▶ _CHALLENGE 1_
In the interview, which Budapest event does KS say was canceled?

▶ _SELECTION_
◆ ◆ ◆ ◆

KS: I’m having to rethink everything I’m doing. I was making my living from travelling the world and sharing food experiences with people. Several of our cooking holidays have been cancelled, as has the night of the museums in Budapest and a big food festival I was going to be part of. Several publications that used to publish my articles and recipes have closed down for the time being. I could panic but I’m rethinking how I want to contribute to building a society that can live on.
BBJ: How are you trying to mitigate that?
KS: I’m continuing to share recipes and ideas to help people connect to the joy of cooking and plant-based living. I’m focusing on what made me love cooking in the first place, creating food at home for Nimi, my loved one, and me.
BBJ: What are you doing for your community and society?

◆ ◆ ◆ ◆

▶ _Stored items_
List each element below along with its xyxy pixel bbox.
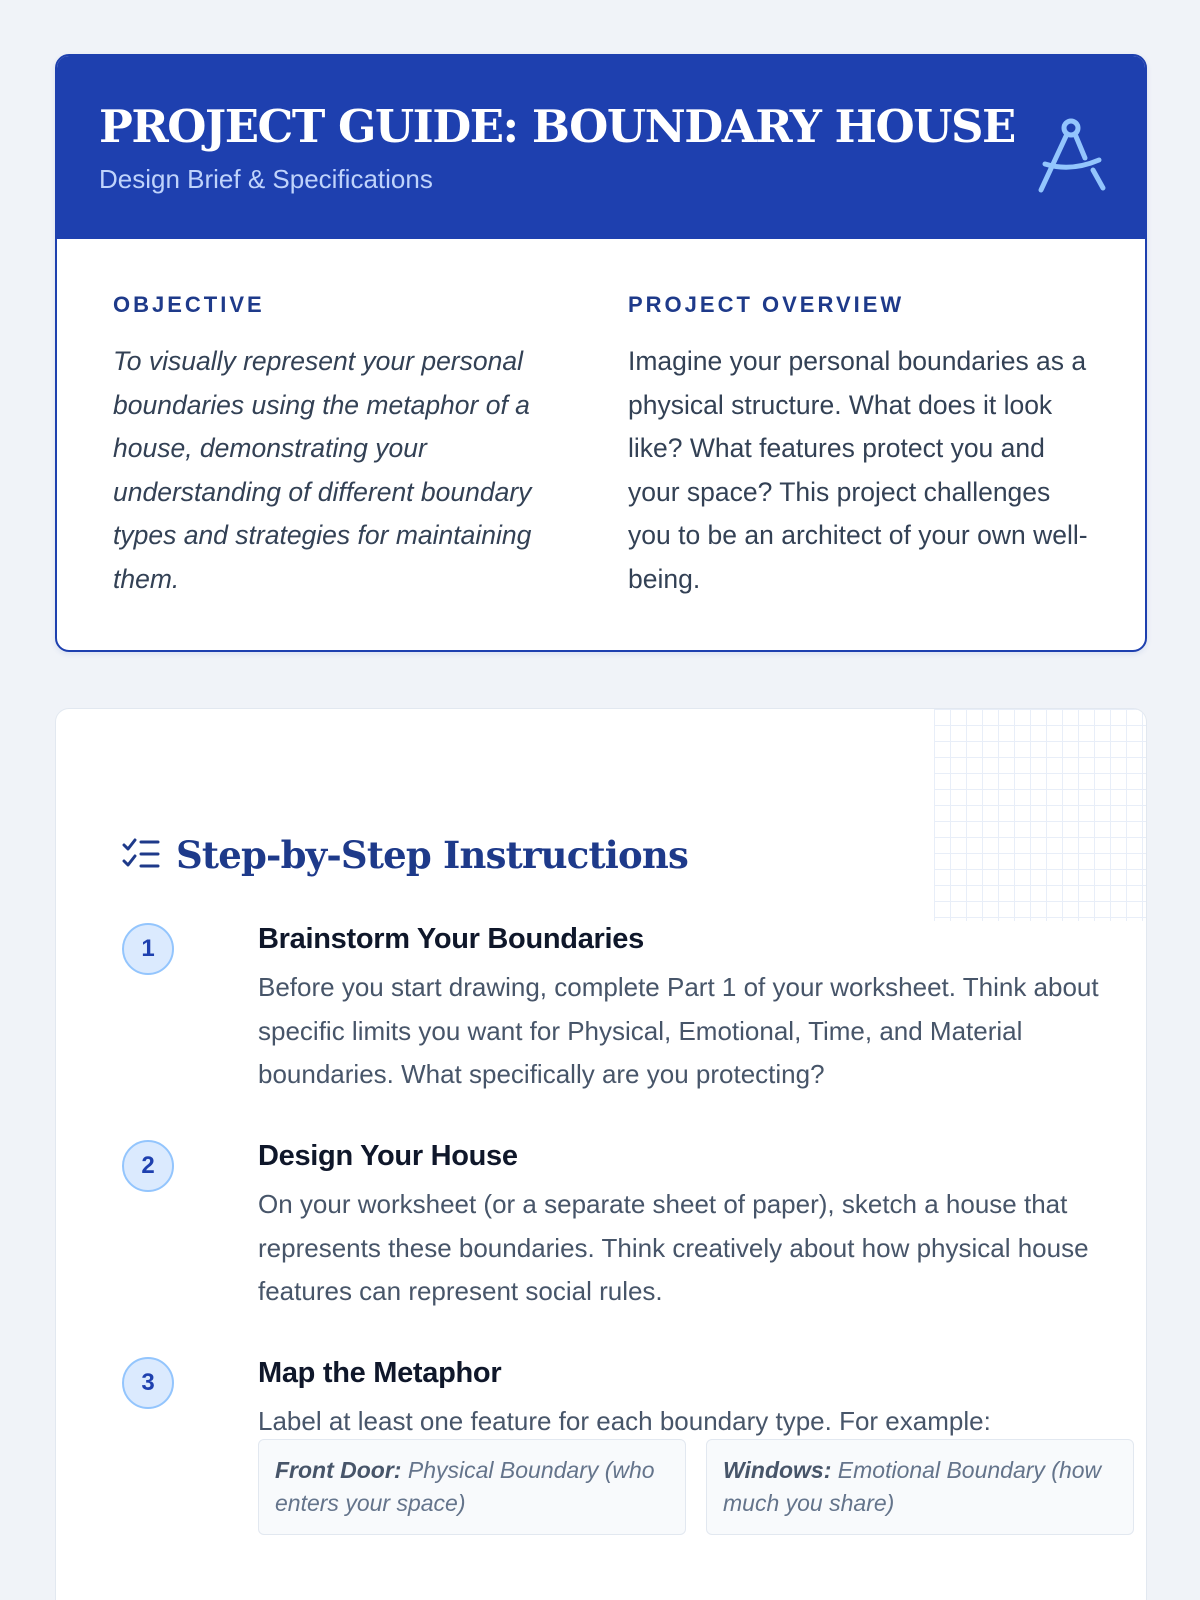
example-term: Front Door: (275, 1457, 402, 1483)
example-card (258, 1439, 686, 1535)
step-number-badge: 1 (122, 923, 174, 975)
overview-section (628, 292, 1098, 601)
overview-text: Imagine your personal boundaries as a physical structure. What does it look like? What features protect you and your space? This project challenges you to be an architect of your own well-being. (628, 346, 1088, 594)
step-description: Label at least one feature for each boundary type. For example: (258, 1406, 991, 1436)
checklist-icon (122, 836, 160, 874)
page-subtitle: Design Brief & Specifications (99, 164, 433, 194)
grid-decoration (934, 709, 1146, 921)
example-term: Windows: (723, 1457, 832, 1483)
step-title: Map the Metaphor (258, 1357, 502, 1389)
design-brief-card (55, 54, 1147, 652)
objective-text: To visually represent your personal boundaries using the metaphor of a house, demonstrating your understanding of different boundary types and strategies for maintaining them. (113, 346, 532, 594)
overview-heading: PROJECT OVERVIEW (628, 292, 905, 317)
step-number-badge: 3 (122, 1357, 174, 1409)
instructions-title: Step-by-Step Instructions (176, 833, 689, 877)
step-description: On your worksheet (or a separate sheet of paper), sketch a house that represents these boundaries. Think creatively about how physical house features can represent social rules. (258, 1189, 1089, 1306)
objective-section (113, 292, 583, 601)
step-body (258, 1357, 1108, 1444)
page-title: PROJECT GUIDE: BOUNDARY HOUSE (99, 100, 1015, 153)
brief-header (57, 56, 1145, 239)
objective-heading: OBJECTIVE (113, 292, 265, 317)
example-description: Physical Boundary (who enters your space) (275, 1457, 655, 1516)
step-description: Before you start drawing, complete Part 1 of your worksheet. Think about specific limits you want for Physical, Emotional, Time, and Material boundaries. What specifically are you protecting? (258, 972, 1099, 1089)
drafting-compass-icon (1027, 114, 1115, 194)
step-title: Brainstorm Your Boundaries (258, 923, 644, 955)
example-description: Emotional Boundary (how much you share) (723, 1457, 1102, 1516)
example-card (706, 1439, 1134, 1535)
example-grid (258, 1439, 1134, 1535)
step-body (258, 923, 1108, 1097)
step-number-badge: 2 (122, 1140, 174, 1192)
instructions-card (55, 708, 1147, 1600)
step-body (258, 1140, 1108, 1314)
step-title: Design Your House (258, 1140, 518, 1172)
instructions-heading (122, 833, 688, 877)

◆ ◆ ◆ ◆

▶ _CHALLENGE 2_
In the listing, substitute "designer" for "architect" in the lines from the one with "example-term: Front Door: (275, 1457, 402, 1483)" up to and including the one with "overview-text: Imagine your", and return only those lines with everything else unchanged.

▶ _CORRECT ANSWER 1_
The night of the museums.

▶ _CORRECT ANSWER 2_
example-term: Front Door: (275, 1457, 402, 1483)
example-card (258, 1439, 686, 1535)
step-number-badge: 1 (122, 923, 174, 975)
overview-section (628, 292, 1098, 601)
overview-text: Imagine your personal boundaries as a physical structure. What does it look like? What features protect you and your space? This project challenges you to be an designer of your own well-being. (628, 346, 1088, 594)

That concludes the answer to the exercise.